(Beginning of Information)
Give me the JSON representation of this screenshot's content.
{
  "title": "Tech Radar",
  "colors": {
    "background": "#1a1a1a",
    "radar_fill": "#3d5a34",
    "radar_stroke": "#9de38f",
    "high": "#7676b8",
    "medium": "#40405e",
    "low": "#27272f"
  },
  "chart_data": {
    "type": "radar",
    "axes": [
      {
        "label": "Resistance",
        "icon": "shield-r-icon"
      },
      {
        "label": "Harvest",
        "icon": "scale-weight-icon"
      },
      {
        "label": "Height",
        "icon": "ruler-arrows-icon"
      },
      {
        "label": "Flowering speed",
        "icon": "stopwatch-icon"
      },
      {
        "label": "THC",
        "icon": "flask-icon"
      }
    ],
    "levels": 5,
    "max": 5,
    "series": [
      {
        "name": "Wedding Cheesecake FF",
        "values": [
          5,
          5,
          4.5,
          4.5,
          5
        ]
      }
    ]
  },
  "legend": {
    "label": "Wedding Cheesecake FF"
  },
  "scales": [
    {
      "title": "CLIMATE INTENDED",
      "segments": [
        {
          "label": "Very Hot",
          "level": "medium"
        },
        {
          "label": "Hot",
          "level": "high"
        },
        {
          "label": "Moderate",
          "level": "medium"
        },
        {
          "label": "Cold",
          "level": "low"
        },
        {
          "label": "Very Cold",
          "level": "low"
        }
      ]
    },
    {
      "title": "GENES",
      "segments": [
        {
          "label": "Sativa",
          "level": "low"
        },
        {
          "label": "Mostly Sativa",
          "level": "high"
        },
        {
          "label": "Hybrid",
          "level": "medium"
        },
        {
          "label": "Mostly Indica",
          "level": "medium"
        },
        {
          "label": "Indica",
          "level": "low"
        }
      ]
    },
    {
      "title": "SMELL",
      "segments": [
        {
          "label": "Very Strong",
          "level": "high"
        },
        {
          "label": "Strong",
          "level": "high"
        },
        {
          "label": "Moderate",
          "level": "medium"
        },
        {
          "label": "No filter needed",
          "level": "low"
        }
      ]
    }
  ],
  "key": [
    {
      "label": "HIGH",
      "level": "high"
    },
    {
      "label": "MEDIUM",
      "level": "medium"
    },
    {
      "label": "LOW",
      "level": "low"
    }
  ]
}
(End of Information)
#### [Work task]
So that nothing is lost, please reproduce each entry exactly as written.

#### [Solution]
Give me the JSON representation of this screenshot's content.
{
  "title": "Tech Radar",
  "colors": {
    "background": "#1a1a1a",
    "radar_fill": "#3d5a34",
    "radar_stroke": "#9de38f",
    "high": "#7676b8",
    "medium": "#40405e",
    "low": "#27272f"
  },
  "chart_data": {
    "type": "radar",
    "axes": [
      {
        "label": "Resistance",
        "icon": "shield-r-icon"
      },
      {
        "label": "Harvest",
        "icon": "scale-weight-icon"
      },
      {
        "label": "Height",
        "icon": "ruler-arrows-icon"
      },
      {
        "label": "Flowering speed",
        "icon": "stopwatch-icon"
      },
      {
        "label": "THC",
        "icon": "flask-icon"
      }
    ],
    "levels": 5,
    "max": 5,
    "series": [
      {
        "name": "Wedding Cheesecake FF",
        "values": [
          5,
          5,
          4.5,
          4.5,
          5
        ]
      }
    ]
  },
  "legend": {
    "label": "Wedding Cheesecake FF"
  },
  "scales": [
    {
      "title": "CLIMATE INTENDED",
      "segments": [
        {
          "label": "Very Hot",
          "level": "medium"
        },
        {
          "label": "Hot",
          "level": "high"
        },
        {
          "label": "Moderate",
          "level": "medium"
        },
        {
          "label": "Cold",
          "level": "low"
        },
        {
          "label": "Very Cold",
          "level": "low"
        }
      ]
    },
    {
      "title": "GENES",
      "segments": [
        {
          "label": "Sativa",
          "level": "low"
        },
        {
          "label": "Mostly Sativa",
          "level": "high"
        },
        {
          "label": "Hybrid",
          "level": "medium"
        },
        {
          "label": "Mostly Indica",
          "level": "medium"
        },
        {
          "label": "Indica",
          "level": "low"
        }
      ]
    },
    {
      "title": "SMELL",
      "segments": [
        {
          "label": "Very Strong",
          "level": "high"
        },
        {
          "label": "Strong",
          "level": "high"
        },
        {
          "label": "Moderate",
          "level": "medium"
        },
        {
          "label": "No filter needed",
          "level": "low"
        }
      ]
    }
  ],
  "key": [
    {
      "label": "HIGH",
      "level": "high"
    },
    {
      "label": "MEDIUM",
      "level": "medium"
    },
    {
      "label": "LOW",
      "level": "low"
    }
  ]
}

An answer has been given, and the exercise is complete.